* **Problem details**:
Transcribe the records below in full; pictures stay out of the copy.

* **Listing**:
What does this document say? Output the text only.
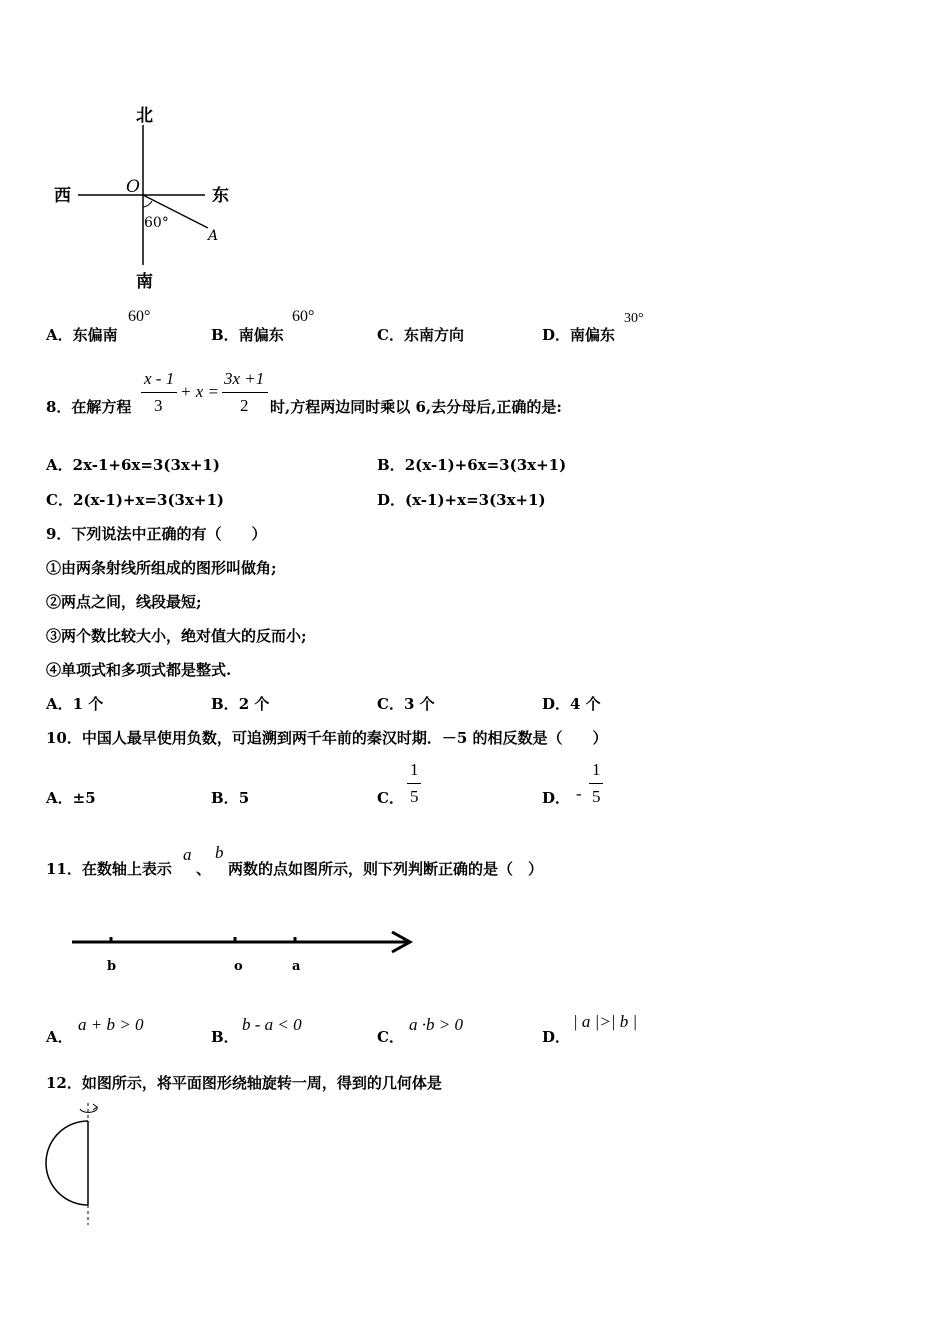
北
南
西	东
O
60°
A
A．东偏南
60°
B．南偏东
60°
C．东南方向	D．南偏东
30°
8．在解方程
x - 1
3
+ x =
3x +1
2 时,方程两边同时乘以 6,去分母后,正确的是:
A．2x-1+6x=3(3x+1)	B．2(x-1)+6x=3(3x+1)
C．2(x-1)+x=3(3x+1)	D．(x-1)+x=3(3x+1)
9．下列说法中正确的有（　　）
①由两条射线所组成的图形叫做角;
②两点之间，线段最短;
③两个数比较大小，绝对值大的反而小;
④单项式和多项式都是整式.
A．1 个	B．2 个	C．3 个	D．4 个
10．中国人最早使用负数，可追溯到两千年前的秦汉时期．－5 的相反数是（　　）
A．±5	B．5	C．
1
5	D． -
1
5
11．在数轴上表示
a
、
b
两数的点如图所示，则下列判断正确的是（　）
b	o	a
A．
a + b > 0
B．
b - a < 0
C．
a ·b > 0
D．
| a |>| b |
12．如图所示，将平面图形绕轴旋转一周，得到的几何体是
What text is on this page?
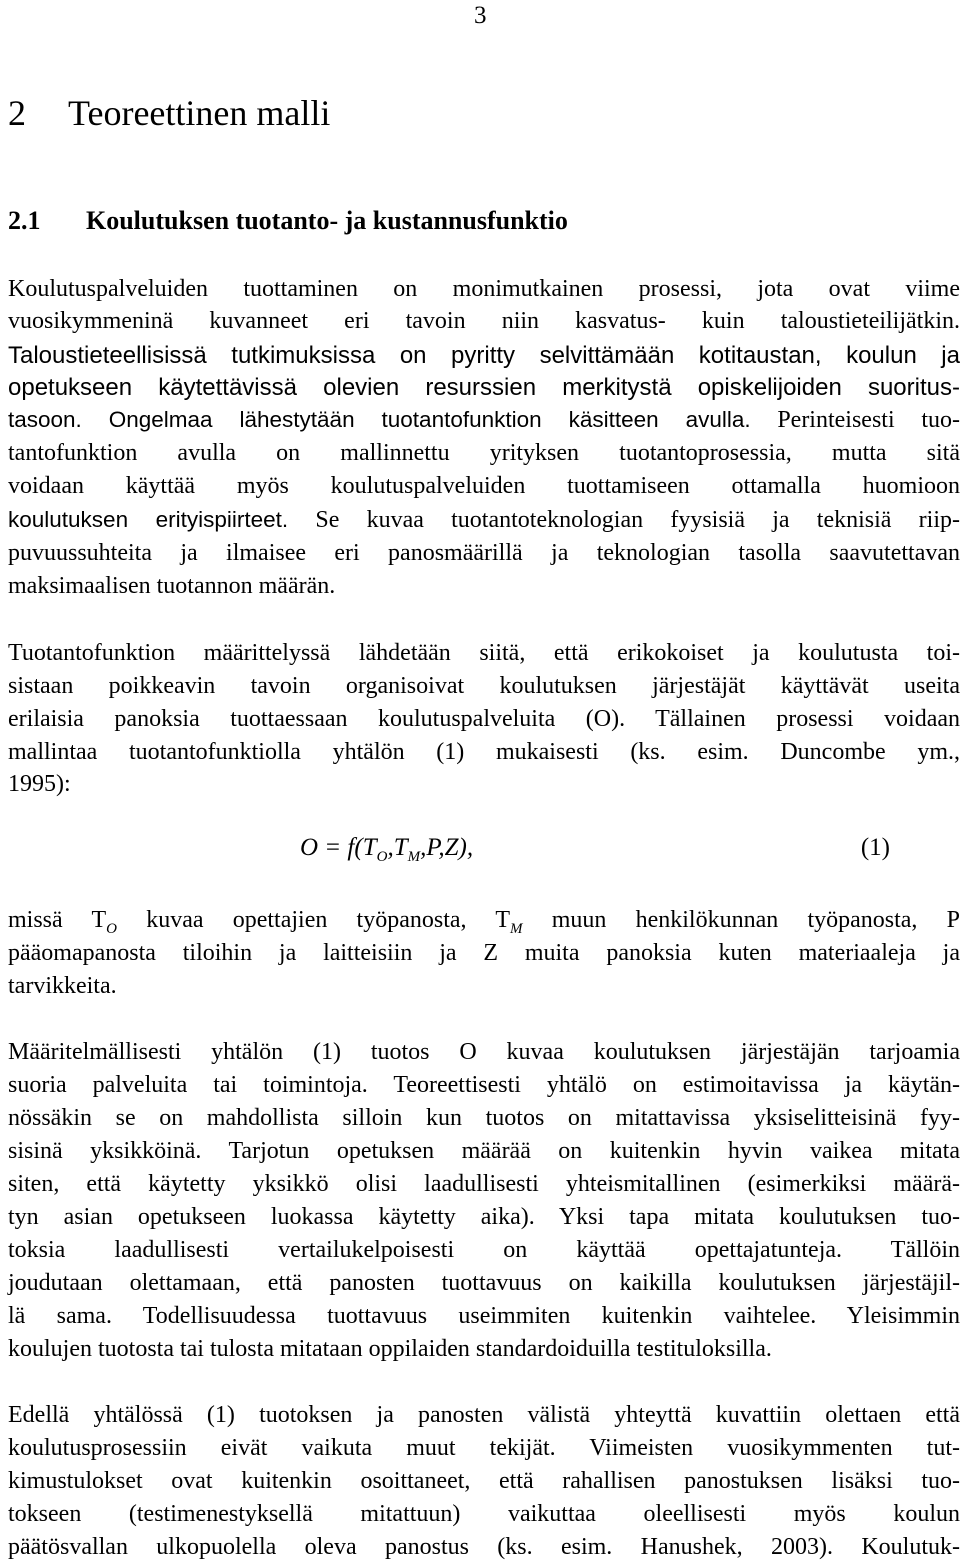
3
2 Teoreettinen malli
2.1 Koulutuksen tuotanto- ja kustannusfunktio

Koulutuspalveluiden tuottaminen on monimutkainen prosessi, jota ovat viime

vuosikymmeninä kuvanneet eri tavoin niin kasvatus- kuin taloustieteilijätkin.

Taloustieteellisissä tutkimuksissa on pyritty selvittämään kotitaustan, koulun ja

opetukseen käytettävissä olevien resurssien merkitystä opiskelijoiden suoritus-

tasoon. Ongelmaa lähestytään tuotantofunktion käsitteen avulla. Perinteisesti tuo-

tantofunktion avulla on mallinnettu yrityksen tuotantoprosessia, mutta sitä

voidaan käyttää myös koulutuspalveluiden tuottamiseen ottamalla huomioon

koulutuksen erityispiirteet. Se kuvaa tuotantoteknologian fyysisiä ja teknisiä riip-

puvuussuhteita ja ilmaisee eri panosmäärillä ja teknologian tasolla saavutettavan

maksimaalisen tuotannon määrän.

Tuotantofunktion määrittelyssä lähdetään siitä, että erikokoiset ja koulutusta toi-

sistaan poikkeavin tavoin organisoivat koulutuksen järjestäjät käyttävät useita

erilaisia panoksia tuottaessaan koulutuspalveluita (O). Tällainen prosessi voidaan

mallintaa tuotantofunktiolla yhtälön (1) mukaisesti (ks. esim. Duncombe ym.,

1995):

$O = f(T_O,T_M,P,Z)$,	(1)

missä $T_O$ kuvaa opettajien työpanosta, $T_M$ muun henkilökunnan työpanosta, P

pääomapanosta tiloihin ja laitteisiin ja Z muita panoksia kuten materiaaleja ja

tarvikkeita.

Määritelmällisesti yhtälön (1) tuotos O kuvaa koulutuksen järjestäjän tarjoamia

suoria palveluita tai toimintoja. Teoreettisesti yhtälö on estimoitavissa ja käytän-

nössäkin se on mahdollista silloin kun tuotos on mitattavissa yksiselitteisinä fyy-

sisinä yksikköinä. Tarjotun opetuksen määrää on kuitenkin hyvin vaikea mitata

siten, että käytetty yksikkö olisi laadullisesti yhteismitallinen (esimerkiksi määrä-

tyn asian opetukseen luokassa käytetty aika). Yksi tapa mitata koulutuksen tuo-

toksia laadullisesti vertailukelpoisesti on käyttää opettajatunteja. Tällöin

joudutaan olettamaan, että panosten tuottavuus on kaikilla koulutuksen järjestäjil-

lä sama. Todellisuudessa tuottavuus useimmiten kuitenkin vaihtelee. Yleisimmin

koulujen tuotosta tai tulosta mitataan oppilaiden standardoiduilla testituloksilla.

Edellä yhtälössä (1) tuotoksen ja panosten välistä yhteyttä kuvattiin olettaen että

koulutusprosessiin eivät vaikuta muut tekijät. Viimeisten vuosikymmenten tut-

kimustulokset ovat kuitenkin osoittaneet, että rahallisen panostuksen lisäksi tuo-

tokseen (testimenestyksellä mitattuun) vaikuttaa oleellisesti myös koulun

päätösvallan ulkopuolella oleva panostus (ks. esim. Hanushek, 2003). Koulutuk-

* **Reply**:
What does this document say? Output the text only.
北
南
西	东
O
60°
A
A．东偏南
60°
B．南偏东
60°
C．东南方向	D．南偏东
30°
8．在解方程
x - 1
3
+ x =
3x +1
2 时,方程两边同时乘以 6,去分母后,正确的是:
A．2x-1+6x=3(3x+1)	B．2(x-1)+6x=3(3x+1)
C．2(x-1)+x=3(3x+1)	D．(x-1)+x=3(3x+1)
9．下列说法中正确的有（　　）
①由两条射线所组成的图形叫做角;
②两点之间，线段最短;
③两个数比较大小，绝对值大的反而小;
④单项式和多项式都是整式.
A．1 个	B．2 个	C．3 个	D．4 个
10．中国人最早使用负数，可追溯到两千年前的秦汉时期．－5 的相反数是（　　）
A．±5	B．5	C．
1
5	D． -
1
5
11．在数轴上表示
a
、
b
两数的点如图所示，则下列判断正确的是（　）
b	o	a
A．
a + b > 0
B．
b - a < 0
C．
a ·b > 0
D．
| a |>| b |
12．如图所示，将平面图形绕轴旋转一周，得到的几何体是
What text is on this page?
3
2 Teoreettinen malli
2.1 Koulutuksen tuotanto- ja kustannusfunktio

Koulutuspalveluiden tuottaminen on monimutkainen prosessi, jota ovat viime

vuosikymmeninä kuvanneet eri tavoin niin kasvatus- kuin taloustieteilijätkin.

Taloustieteellisissä tutkimuksissa on pyritty selvittämään kotitaustan, koulun ja

opetukseen käytettävissä olevien resurssien merkitystä opiskelijoiden suoritus-

tasoon. Ongelmaa lähestytään tuotantofunktion käsitteen avulla. Perinteisesti tuo-

tantofunktion avulla on mallinnettu yrityksen tuotantoprosessia, mutta sitä

voidaan käyttää myös koulutuspalveluiden tuottamiseen ottamalla huomioon

koulutuksen erityispiirteet. Se kuvaa tuotantoteknologian fyysisiä ja teknisiä riip-

puvuussuhteita ja ilmaisee eri panosmäärillä ja teknologian tasolla saavutettavan

maksimaalisen tuotannon määrän.

Tuotantofunktion määrittelyssä lähdetään siitä, että erikokoiset ja koulutusta toi-

sistaan poikkeavin tavoin organisoivat koulutuksen järjestäjät käyttävät useita

erilaisia panoksia tuottaessaan koulutuspalveluita (O). Tällainen prosessi voidaan

mallintaa tuotantofunktiolla yhtälön (1) mukaisesti (ks. esim. Duncombe ym.,

1995):

$O = f(T_O,T_M,P,Z)$,	(1)

missä $T_O$ kuvaa opettajien työpanosta, $T_M$ muun henkilökunnan työpanosta, P

pääomapanosta tiloihin ja laitteisiin ja Z muita panoksia kuten materiaaleja ja

tarvikkeita.

Määritelmällisesti yhtälön (1) tuotos O kuvaa koulutuksen järjestäjän tarjoamia

suoria palveluita tai toimintoja. Teoreettisesti yhtälö on estimoitavissa ja käytän-

nössäkin se on mahdollista silloin kun tuotos on mitattavissa yksiselitteisinä fyy-

sisinä yksikköinä. Tarjotun opetuksen määrää on kuitenkin hyvin vaikea mitata

siten, että käytetty yksikkö olisi laadullisesti yhteismitallinen (esimerkiksi määrä-

tyn asian opetukseen luokassa käytetty aika). Yksi tapa mitata koulutuksen tuo-

toksia laadullisesti vertailukelpoisesti on käyttää opettajatunteja. Tällöin

joudutaan olettamaan, että panosten tuottavuus on kaikilla koulutuksen järjestäjil-

lä sama. Todellisuudessa tuottavuus useimmiten kuitenkin vaihtelee. Yleisimmin

koulujen tuotosta tai tulosta mitataan oppilaiden standardoiduilla testituloksilla.

Edellä yhtälössä (1) tuotoksen ja panosten välistä yhteyttä kuvattiin olettaen että

koulutusprosessiin eivät vaikuta muut tekijät. Viimeisten vuosikymmenten tut-

kimustulokset ovat kuitenkin osoittaneet, että rahallisen panostuksen lisäksi tuo-

tokseen (testimenestyksellä mitattuun) vaikuttaa oleellisesti myös koulun

päätösvallan ulkopuolella oleva panostus (ks. esim. Hanushek, 2003). Koulutuk-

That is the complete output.